Quote the listing below in its entirety.

# [Collected data]

=======

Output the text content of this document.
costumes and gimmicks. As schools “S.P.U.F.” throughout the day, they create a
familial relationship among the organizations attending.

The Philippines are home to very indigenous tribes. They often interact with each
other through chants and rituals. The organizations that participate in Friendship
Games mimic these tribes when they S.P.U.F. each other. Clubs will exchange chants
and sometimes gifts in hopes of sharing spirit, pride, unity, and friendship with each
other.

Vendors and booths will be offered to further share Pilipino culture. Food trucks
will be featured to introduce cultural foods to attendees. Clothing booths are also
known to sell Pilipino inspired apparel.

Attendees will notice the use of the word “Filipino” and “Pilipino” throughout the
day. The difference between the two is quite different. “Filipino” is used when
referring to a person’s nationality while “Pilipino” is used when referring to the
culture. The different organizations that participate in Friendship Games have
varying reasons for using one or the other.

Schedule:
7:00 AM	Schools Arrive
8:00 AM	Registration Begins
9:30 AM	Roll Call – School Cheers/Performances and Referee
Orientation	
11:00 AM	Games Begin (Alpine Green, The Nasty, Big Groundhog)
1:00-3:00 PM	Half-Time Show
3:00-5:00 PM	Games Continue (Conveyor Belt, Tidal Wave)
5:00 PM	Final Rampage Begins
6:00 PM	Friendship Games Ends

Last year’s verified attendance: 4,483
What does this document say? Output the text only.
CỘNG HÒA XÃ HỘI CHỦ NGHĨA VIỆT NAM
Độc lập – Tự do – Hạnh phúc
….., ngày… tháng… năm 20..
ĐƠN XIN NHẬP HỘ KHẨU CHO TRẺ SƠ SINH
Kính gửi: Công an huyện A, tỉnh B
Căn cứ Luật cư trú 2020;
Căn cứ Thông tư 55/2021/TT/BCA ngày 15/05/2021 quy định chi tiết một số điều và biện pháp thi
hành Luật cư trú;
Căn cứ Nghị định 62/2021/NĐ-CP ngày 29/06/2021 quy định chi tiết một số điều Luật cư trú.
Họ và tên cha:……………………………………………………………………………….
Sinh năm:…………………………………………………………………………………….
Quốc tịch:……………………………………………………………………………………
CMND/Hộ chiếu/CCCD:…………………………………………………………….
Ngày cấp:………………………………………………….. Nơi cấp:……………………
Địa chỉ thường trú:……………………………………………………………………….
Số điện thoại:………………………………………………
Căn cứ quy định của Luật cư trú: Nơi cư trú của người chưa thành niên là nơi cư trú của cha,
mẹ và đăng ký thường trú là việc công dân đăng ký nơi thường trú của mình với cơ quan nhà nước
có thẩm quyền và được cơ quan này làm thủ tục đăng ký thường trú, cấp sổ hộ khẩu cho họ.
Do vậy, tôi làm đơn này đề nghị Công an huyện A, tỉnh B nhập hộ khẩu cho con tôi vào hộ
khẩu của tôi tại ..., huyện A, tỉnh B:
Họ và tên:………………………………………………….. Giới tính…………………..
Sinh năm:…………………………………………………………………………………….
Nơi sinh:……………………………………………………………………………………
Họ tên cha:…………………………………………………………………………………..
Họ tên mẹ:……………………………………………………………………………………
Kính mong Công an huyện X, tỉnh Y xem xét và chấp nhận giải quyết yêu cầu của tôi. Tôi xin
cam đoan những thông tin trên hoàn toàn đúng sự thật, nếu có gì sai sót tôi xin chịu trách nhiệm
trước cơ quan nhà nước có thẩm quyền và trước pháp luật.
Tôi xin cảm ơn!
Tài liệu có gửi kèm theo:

=======

# [EXERCISE RESULT]
Output the text content of this document.
costumes and gimmicks. As schools “S.P.U.F.” throughout the day, they create a
familial relationship among the organizations attending.

The Philippines are home to very indigenous tribes. They often interact with each
other through chants and rituals. The organizations that participate in Friendship
Games mimic these tribes when they S.P.U.F. each other. Clubs will exchange chants
and sometimes gifts in hopes of sharing spirit, pride, unity, and friendship with each
other.

Vendors and booths will be offered to further share Pilipino culture. Food trucks
will be featured to introduce cultural foods to attendees. Clothing booths are also
known to sell Pilipino inspired apparel.

Attendees will notice the use of the word “Filipino” and “Pilipino” throughout the
day. The difference between the two is quite different. “Filipino” is used when
referring to a person’s nationality while “Pilipino” is used when referring to the
culture. The different organizations that participate in Friendship Games have
varying reasons for using one or the other.

Schedule:
7:00 AM	Schools Arrive
8:00 AM	Registration Begins
9:30 AM	Roll Call – School Cheers/Performances and Referee
Orientation	
11:00 AM	Games Begin (Alpine Green, The Nasty, Big Groundhog)
1:00-3:00 PM	Half-Time Show
3:00-5:00 PM	Games Continue (Conveyor Belt, Tidal Wave)
5:00 PM	Final Rampage Begins
6:00 PM	Friendship Games Ends

Last year’s verified attendance: 4,483
What does this document say? Output the text only.
CỘNG HÒA XÃ HỘI CHỦ NGHĨA VIỆT NAM
Độc lập – Tự do – Hạnh phúc
….., ngày… tháng… năm 20..
ĐƠN XIN NHẬP HỘ KHẨU CHO TRẺ SƠ SINH
Kính gửi: Công an huyện A, tỉnh B
Căn cứ Luật cư trú 2020;
Căn cứ Thông tư 55/2021/TT/BCA ngày 15/05/2021 quy định chi tiết một số điều và biện pháp thi
hành Luật cư trú;
Căn cứ Nghị định 62/2021/NĐ-CP ngày 29/06/2021 quy định chi tiết một số điều Luật cư trú.
Họ và tên cha:……………………………………………………………………………….
Sinh năm:…………………………………………………………………………………….
Quốc tịch:……………………………………………………………………………………
CMND/Hộ chiếu/CCCD:…………………………………………………………….
Ngày cấp:………………………………………………….. Nơi cấp:……………………
Địa chỉ thường trú:……………………………………………………………………….
Số điện thoại:………………………………………………
Căn cứ quy định của Luật cư trú: Nơi cư trú của người chưa thành niên là nơi cư trú của cha,
mẹ và đăng ký thường trú là việc công dân đăng ký nơi thường trú của mình với cơ quan nhà nước
có thẩm quyền và được cơ quan này làm thủ tục đăng ký thường trú, cấp sổ hộ khẩu cho họ.
Do vậy, tôi làm đơn này đề nghị Công an huyện A, tỉnh B nhập hộ khẩu cho con tôi vào hộ
khẩu của tôi tại ..., huyện A, tỉnh B:
Họ và tên:………………………………………………….. Giới tính…………………..
Sinh năm:…………………………………………………………………………………….
Nơi sinh:……………………………………………………………………………………
Họ tên cha:…………………………………………………………………………………..
Họ tên mẹ:……………………………………………………………………………………
Kính mong Công an huyện X, tỉnh Y xem xét và chấp nhận giải quyết yêu cầu của tôi. Tôi xin
cam đoan những thông tin trên hoàn toàn đúng sự thật, nếu có gì sai sót tôi xin chịu trách nhiệm
trước cơ quan nhà nước có thẩm quyền và trước pháp luật.
Tôi xin cảm ơn!
Tài liệu có gửi kèm theo:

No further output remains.